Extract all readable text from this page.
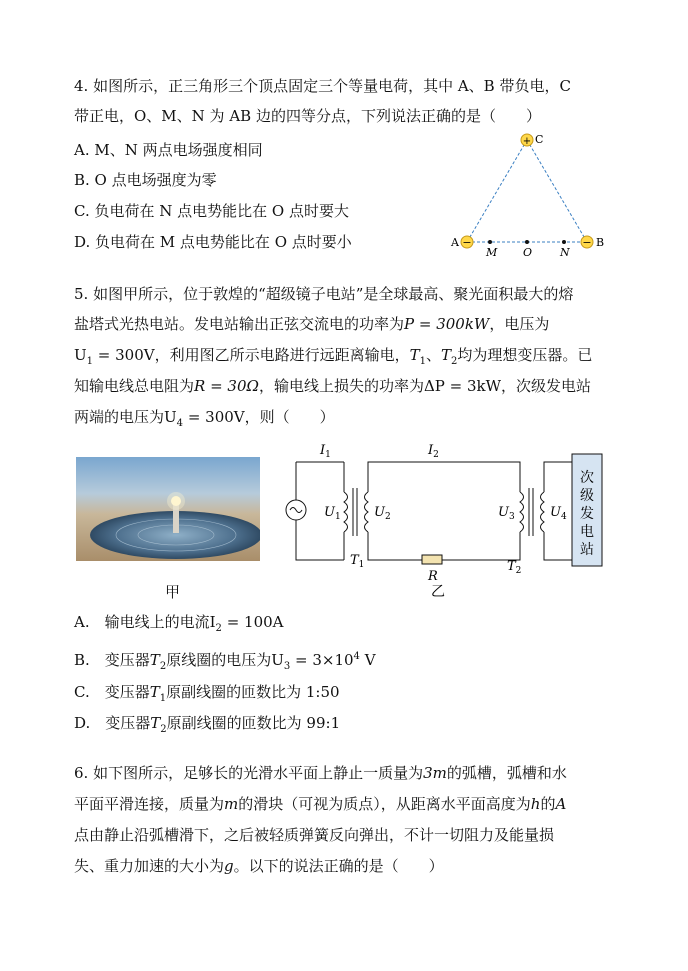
4. 如图所示，正三角形三个顶点固定三个等量电荷，其中 A、B 带负电，C
带正电，O、M、N 为 AB 边的四等分点，下列说法正确的是（　　）
A. M、N 两点电场强度相同
B. O 点电场强度为零
C. 负电荷在 N 点电势能比在 O 点时要大
D. 负电荷在 M 点电势能比在 O 点时要小
+
−	−
C
A	B
M O	N
5. 如图甲所示，位于敦煌的“超级镜子电站”是全球最高、聚光面积最大的熔
盐塔式光热电站。发电站输出正弦交流电的功率为P = 300kW，电压为
$U_1 = 300V$，利用图乙所示电路进行远距离输电，$T_1$、$T_2$均为理想变压器。已
知输电线总电阻为R = 30Ω，输电线上损失的功率为ΔP = 3kW，次级发电站
两端的电压为$U_4 = 300V$，则（　　）
甲
次
级
发
电
站
$I_1$	$I_2$
$U_1$	$U_2$	$U_3$	$U_4$
$T_1$	$T_2$
R
乙
A.　输电线上的电流$I_2 = 100A$
B.　变压器$T_2$原线圈的电压为$U_3 = 3\times 10^4$ V
C.　变压器$T_1$原副线圈的匝数比为 1:50
D.　变压器$T_2$原副线圈的匝数比为 99:1
6. 如下图所示，足够长的光滑水平面上静止一质量为3m的弧槽，弧槽和水
平面平滑连接，质量为m的滑块（可视为质点），从距离水平面高度为h的A
点由静止沿弧槽滑下，之后被轻质弹簧反向弹出，不计一切阻力及能量损
失、重力加速的大小为g。以下的说法正确的是（　　）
....
■ The request
Set down all the data again exactly as above, pictures excluded.

■ Task output
Extract all readable text from this page.
4. 如图所示，正三角形三个顶点固定三个等量电荷，其中 A、B 带负电，C
带正电，O、M、N 为 AB 边的四等分点，下列说法正确的是（　　）
A. M、N 两点电场强度相同
B. O 点电场强度为零
C. 负电荷在 N 点电势能比在 O 点时要大
D. 负电荷在 M 点电势能比在 O 点时要小
+
−	−
C
A	B
M O	N
5. 如图甲所示，位于敦煌的“超级镜子电站”是全球最高、聚光面积最大的熔
盐塔式光热电站。发电站输出正弦交流电的功率为P = 300kW，电压为
$U_1 = 300V$，利用图乙所示电路进行远距离输电，$T_1$、$T_2$均为理想变压器。已
知输电线总电阻为R = 30Ω，输电线上损失的功率为ΔP = 3kW，次级发电站
两端的电压为$U_4 = 300V$，则（　　）
甲
次
级
发
电
站
$I_1$	$I_2$
$U_1$	$U_2$	$U_3$	$U_4$
$T_1$	$T_2$
R
乙
A.　输电线上的电流$I_2 = 100A$
B.　变压器$T_2$原线圈的电压为$U_3 = 3\times 10^4$ V
C.　变压器$T_1$原副线圈的匝数比为 1:50
D.　变压器$T_2$原副线圈的匝数比为 99:1
6. 如下图所示，足够长的光滑水平面上静止一质量为3m的弧槽，弧槽和水
平面平滑连接，质量为m的滑块（可视为质点），从距离水平面高度为h的A
点由静止沿弧槽滑下，之后被轻质弹簧反向弹出，不计一切阻力及能量损
失、重力加速的大小为g。以下的说法正确的是（　　）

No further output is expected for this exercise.